#### Page extract:
Archive for the ‘books’ Category

Howard Zinn Dies at 87

January 28th, 2010

howardzinn

Historian, author, and activist Howard Zinn died yesterday on vacation in Santa Monica. Aside from publishing the seminal A People’s History of the United States, Zinn was among the first to call for immediate, unconditional withdraw from Vietnam, helped hide the Pentagon papers, and consistently spoke out for the causes of pacifism and social progress. Good thinker, good speaker, good guy.

books, history | 1 Comment »

2009’s Reading List

January 4th, 2010

Apparently I read 45 books in 2009, plus a bunch of other minor stuff (short stories, graphic novels, etc.) Here’s the list, more or less chronologically:

  • God Bless You, Mr. Rosewater – Kurt Vonnegut
  • Eyeless in Gaza – Aldous Huxley
  • If on a Winter’s Night a Traveler – Italo Calvino
  • The Beautiful and Damned – F. Scott Fitzgerald
  • Cloud Atlas – David Mitchell
  • Violence – Slavoj Zizek
  • Rosencrantz and Guildenstern Are Dead – Tom Stoppard
  • Collected Fictions – Jorge Luis Borges
  • Gentlemen of the Road – Michael Chabon
  • Cosmicomics – Italo Calvino
  • The Tao Is Silent – Raymond Smullyan
  • The Old Man and the Sea – Ernest Hemingway
  • Surely You’re Joking, Mr. Feynman! – Feynman and Leighton
  • Cradle to Cradle – McDonough and Braungart
  • The Two Cultures – C.P. Snow
  • American Gods – Neil Gaiman
  • Illuminations – Walter Benjamin
  • The Medea – Euripides
  • The Unbearable Lightness of Being – Milan Kundera
  • Walden Two – B.F. Skinner
  • The Worldly Philosophers – Robert Heilbroner
  • The Count of Monte Cristo – Alexandre Dumas
  • The Fall – Albert Camus
  • White Noise – Don DeLillo
  • From Bauhaus to Our House – Tom Wolfe
  • Common Sense and Nuclear Warfare – Bertrand Russell
  • A Confederacy of Dunces – John Kennedy Toole
  • The Quest for Mind – Howard Gardner
  • Slowness – Milan Kundera
  • The Prophet – Kahlil Gibran
  • Letters to a Young Poet – Rainer Maria Rilke
  • Darkness at Noon – Arthur Koestler
  • One Day in the Life of Ivan Denisovich – Alexander Solzhenitsyn
  • The American – Henry James
  • The Bell Jar – Sylvia Plath
  • Invisible Cities – Italo Calvino
  • In Defense of Food – Michael Pollan
  • The Upanishads (Easwaran translation)

#### Extracted material:
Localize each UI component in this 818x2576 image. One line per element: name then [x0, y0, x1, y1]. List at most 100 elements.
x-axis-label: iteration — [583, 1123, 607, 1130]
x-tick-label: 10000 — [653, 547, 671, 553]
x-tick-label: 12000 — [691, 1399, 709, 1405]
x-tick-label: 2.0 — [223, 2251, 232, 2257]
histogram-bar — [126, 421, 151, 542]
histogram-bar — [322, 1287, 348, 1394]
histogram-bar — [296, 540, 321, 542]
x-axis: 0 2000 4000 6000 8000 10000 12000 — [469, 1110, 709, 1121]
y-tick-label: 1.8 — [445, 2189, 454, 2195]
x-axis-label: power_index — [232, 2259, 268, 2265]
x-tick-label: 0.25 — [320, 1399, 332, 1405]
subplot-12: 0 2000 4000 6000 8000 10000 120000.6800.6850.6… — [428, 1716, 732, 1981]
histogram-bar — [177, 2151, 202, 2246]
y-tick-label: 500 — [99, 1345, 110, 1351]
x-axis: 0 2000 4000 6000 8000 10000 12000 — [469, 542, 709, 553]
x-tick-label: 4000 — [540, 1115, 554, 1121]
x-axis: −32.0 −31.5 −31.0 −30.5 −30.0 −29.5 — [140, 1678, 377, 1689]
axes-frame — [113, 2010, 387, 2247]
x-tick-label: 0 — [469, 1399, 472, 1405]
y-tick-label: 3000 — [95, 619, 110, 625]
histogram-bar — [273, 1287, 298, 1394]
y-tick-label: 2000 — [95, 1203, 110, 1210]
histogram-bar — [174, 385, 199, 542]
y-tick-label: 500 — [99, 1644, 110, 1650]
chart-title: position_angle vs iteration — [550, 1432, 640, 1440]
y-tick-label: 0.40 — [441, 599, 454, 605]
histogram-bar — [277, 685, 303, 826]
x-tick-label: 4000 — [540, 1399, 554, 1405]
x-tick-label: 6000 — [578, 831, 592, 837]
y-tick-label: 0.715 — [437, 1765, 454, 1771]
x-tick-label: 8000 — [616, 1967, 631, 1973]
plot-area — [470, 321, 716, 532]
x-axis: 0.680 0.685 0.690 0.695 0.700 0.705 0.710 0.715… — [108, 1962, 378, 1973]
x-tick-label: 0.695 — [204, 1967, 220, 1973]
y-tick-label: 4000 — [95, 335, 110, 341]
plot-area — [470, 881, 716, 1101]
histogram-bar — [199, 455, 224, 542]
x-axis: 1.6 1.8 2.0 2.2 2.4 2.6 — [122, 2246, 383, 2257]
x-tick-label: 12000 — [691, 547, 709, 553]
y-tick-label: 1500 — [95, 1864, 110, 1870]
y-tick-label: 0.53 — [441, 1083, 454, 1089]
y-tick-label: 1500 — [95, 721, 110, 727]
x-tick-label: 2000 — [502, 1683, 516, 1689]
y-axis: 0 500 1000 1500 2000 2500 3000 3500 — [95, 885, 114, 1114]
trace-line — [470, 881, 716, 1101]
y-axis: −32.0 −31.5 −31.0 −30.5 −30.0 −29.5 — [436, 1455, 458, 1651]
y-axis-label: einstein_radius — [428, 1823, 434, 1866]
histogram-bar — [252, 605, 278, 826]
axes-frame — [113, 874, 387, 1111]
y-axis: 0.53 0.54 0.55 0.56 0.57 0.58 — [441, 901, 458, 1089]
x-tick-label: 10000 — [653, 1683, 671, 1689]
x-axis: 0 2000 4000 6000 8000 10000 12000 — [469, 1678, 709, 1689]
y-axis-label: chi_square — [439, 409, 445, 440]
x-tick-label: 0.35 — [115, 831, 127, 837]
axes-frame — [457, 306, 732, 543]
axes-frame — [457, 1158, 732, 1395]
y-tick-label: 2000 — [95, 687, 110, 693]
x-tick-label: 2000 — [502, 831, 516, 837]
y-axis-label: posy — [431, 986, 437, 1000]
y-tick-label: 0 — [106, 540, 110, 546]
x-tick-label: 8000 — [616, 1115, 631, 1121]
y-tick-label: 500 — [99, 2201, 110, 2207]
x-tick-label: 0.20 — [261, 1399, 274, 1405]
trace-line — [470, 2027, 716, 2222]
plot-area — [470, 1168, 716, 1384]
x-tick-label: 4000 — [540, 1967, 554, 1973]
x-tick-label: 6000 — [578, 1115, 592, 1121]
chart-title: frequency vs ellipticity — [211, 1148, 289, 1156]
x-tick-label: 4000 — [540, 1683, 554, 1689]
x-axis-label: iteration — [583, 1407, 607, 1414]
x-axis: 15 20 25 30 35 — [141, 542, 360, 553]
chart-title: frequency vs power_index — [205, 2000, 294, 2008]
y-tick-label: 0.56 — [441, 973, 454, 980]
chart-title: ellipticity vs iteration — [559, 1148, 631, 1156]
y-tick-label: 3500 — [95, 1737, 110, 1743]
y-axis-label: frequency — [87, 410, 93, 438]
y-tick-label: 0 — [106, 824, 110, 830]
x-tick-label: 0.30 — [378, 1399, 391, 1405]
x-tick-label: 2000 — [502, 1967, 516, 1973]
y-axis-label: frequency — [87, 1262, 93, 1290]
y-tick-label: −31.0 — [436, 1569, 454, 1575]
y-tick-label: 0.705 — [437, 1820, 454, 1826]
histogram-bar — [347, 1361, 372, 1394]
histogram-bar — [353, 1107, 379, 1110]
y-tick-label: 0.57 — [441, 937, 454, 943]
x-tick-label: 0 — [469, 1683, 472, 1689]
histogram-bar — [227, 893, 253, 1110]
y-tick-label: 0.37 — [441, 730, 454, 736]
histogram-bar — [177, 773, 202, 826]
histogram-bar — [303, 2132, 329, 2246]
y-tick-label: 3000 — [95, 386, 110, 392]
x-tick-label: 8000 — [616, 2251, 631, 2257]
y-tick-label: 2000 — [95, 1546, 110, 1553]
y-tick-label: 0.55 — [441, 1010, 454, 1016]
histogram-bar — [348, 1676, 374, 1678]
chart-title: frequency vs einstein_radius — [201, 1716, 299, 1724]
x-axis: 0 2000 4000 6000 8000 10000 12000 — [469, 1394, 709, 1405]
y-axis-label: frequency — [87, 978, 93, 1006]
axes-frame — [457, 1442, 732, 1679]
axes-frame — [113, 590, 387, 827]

#### Tasks and exercises:
a – Answer these from the books archive page, one line each, marked to match:
(i) Where did Howard Zinn die?
(ii) How many books does the 2009 reading-list post say were read that year?
(iii) Which translation of The Upanishads is named in the list?
b – In the books archive page, rewrite the paragraph beginning "Historian, author, and activist" as a bulleted list that keeps its main facts.

#### Task answers:
a –
(i) In Santa Monica, while on vacation.
(ii) 45 books.
(iii) The Easwaran translation.

b –
- Howard Zinn was a historian, author, and activist.
- He died yesterday while on vacation in Santa Monica.
- He published A People's History of the United States.
- He was among the first to call for immediate, unconditional US exit from Vietnam.
- He helped hide the Pentagon papers.
- He consistently spoke out for pacifism and social progress.
- He is described as a good thinker, good speaker, and good guy.